[Data items]
-- begin --

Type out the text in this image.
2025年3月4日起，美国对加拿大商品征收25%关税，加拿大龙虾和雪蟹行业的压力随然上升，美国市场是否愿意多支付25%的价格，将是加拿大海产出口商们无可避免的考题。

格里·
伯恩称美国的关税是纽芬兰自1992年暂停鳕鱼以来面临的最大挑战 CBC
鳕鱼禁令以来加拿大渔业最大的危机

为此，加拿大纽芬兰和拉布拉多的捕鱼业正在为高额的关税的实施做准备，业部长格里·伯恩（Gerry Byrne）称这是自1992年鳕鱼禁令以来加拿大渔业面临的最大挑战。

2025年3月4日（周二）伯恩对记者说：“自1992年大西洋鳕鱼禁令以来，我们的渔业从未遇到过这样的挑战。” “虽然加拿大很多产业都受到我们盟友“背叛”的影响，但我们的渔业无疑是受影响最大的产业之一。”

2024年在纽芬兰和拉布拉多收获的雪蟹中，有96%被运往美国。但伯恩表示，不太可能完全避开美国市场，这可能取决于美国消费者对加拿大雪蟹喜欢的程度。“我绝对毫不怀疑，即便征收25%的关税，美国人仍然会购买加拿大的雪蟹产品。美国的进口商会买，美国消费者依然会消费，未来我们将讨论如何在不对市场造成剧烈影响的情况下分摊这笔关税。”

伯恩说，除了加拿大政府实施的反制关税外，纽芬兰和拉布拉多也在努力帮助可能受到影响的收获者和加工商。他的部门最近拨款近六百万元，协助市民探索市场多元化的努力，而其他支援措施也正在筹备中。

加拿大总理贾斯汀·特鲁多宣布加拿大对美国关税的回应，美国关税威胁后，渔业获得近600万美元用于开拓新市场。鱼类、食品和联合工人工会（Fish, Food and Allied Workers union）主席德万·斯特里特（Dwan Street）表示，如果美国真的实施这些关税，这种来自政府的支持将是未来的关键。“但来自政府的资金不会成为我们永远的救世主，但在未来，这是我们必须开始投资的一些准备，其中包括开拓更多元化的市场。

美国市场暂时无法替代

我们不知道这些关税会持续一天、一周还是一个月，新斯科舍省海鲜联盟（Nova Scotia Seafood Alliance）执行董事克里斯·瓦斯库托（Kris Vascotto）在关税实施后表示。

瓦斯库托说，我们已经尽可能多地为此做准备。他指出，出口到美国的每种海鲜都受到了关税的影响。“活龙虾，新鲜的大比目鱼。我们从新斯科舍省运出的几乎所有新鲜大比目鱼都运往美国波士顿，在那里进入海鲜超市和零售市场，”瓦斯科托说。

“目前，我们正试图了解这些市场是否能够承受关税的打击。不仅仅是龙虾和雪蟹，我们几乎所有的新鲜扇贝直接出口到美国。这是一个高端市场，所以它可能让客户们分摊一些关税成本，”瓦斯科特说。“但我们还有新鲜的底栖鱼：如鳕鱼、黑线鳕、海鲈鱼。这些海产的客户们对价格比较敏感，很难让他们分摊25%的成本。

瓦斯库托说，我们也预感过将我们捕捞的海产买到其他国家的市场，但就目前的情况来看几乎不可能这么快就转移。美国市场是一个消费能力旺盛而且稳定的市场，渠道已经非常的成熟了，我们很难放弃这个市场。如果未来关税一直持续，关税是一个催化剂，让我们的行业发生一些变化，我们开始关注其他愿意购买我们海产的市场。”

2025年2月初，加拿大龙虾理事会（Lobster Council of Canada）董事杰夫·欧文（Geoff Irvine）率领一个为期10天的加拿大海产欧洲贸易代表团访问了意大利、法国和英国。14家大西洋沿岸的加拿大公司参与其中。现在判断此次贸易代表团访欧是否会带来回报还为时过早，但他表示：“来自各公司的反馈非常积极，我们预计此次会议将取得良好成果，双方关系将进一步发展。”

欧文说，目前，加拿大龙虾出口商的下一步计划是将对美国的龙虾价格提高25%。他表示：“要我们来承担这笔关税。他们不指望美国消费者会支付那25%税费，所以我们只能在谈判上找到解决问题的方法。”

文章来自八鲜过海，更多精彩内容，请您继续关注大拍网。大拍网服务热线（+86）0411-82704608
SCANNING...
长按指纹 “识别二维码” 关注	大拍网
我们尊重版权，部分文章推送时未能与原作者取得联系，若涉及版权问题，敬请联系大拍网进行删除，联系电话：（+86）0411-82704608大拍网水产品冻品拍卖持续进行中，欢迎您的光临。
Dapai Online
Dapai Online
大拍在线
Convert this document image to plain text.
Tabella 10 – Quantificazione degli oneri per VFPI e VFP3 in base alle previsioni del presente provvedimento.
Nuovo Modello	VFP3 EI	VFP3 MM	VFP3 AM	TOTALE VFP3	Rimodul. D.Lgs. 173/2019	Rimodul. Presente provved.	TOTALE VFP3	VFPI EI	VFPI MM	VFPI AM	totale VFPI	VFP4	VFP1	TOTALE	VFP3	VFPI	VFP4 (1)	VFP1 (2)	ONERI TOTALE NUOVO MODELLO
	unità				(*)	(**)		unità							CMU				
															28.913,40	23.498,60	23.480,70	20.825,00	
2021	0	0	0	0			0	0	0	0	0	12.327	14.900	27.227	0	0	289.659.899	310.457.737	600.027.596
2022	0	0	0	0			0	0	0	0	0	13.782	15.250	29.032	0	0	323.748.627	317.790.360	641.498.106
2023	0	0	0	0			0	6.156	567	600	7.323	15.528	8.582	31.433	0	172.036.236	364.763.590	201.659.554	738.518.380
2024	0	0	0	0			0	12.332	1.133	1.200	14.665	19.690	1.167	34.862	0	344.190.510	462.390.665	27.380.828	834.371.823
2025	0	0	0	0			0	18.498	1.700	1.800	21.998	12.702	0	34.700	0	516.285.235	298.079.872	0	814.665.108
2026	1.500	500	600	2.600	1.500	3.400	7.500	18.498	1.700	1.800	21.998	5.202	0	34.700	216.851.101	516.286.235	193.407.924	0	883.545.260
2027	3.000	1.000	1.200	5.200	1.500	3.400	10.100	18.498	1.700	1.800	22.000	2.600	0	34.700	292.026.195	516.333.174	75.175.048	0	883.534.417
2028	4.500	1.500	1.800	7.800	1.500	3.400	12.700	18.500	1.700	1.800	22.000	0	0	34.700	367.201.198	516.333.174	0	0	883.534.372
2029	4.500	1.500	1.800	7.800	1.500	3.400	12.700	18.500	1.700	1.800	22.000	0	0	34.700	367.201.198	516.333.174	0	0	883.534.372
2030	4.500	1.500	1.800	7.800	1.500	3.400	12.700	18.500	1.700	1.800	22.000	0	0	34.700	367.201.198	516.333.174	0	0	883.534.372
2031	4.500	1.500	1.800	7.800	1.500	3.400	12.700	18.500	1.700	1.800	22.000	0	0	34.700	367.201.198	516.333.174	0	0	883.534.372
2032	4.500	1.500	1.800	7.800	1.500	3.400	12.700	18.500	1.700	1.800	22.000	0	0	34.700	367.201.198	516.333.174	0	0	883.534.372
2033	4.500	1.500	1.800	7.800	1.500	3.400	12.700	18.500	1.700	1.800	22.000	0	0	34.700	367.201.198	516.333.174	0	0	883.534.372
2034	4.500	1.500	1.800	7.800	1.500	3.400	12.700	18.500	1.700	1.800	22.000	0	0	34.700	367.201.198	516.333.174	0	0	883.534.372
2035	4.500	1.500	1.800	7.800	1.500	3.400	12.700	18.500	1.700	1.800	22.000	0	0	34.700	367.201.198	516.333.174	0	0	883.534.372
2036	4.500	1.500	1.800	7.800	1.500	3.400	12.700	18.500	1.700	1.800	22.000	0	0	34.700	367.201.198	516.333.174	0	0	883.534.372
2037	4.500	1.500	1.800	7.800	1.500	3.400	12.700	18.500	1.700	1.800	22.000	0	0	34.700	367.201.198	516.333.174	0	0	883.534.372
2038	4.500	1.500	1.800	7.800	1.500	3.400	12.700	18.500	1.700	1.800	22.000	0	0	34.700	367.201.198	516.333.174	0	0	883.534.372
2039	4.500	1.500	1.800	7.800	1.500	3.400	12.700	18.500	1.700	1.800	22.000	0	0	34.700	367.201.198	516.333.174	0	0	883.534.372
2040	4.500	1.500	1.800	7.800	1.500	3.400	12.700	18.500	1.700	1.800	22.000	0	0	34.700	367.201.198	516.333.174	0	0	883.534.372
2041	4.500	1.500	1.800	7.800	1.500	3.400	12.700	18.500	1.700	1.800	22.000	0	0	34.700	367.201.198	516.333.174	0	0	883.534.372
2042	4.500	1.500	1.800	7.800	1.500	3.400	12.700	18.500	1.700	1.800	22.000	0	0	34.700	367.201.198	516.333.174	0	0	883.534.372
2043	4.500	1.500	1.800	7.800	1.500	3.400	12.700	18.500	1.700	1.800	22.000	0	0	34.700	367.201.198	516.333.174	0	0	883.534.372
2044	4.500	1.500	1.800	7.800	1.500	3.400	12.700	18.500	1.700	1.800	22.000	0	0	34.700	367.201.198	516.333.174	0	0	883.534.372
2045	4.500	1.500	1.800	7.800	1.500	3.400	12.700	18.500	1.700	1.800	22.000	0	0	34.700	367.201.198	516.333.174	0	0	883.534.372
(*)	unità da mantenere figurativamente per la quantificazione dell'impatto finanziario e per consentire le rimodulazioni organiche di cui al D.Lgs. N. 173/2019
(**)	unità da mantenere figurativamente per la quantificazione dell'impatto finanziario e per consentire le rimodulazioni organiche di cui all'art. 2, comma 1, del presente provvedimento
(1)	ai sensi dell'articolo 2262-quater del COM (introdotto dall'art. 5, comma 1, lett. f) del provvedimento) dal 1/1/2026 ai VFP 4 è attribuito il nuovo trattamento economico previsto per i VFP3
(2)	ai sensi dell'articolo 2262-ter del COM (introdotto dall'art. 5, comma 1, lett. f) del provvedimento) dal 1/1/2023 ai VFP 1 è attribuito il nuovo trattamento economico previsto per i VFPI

-- end --

Report the number of lines in the listing above that include the word "dall", and nothing else.

2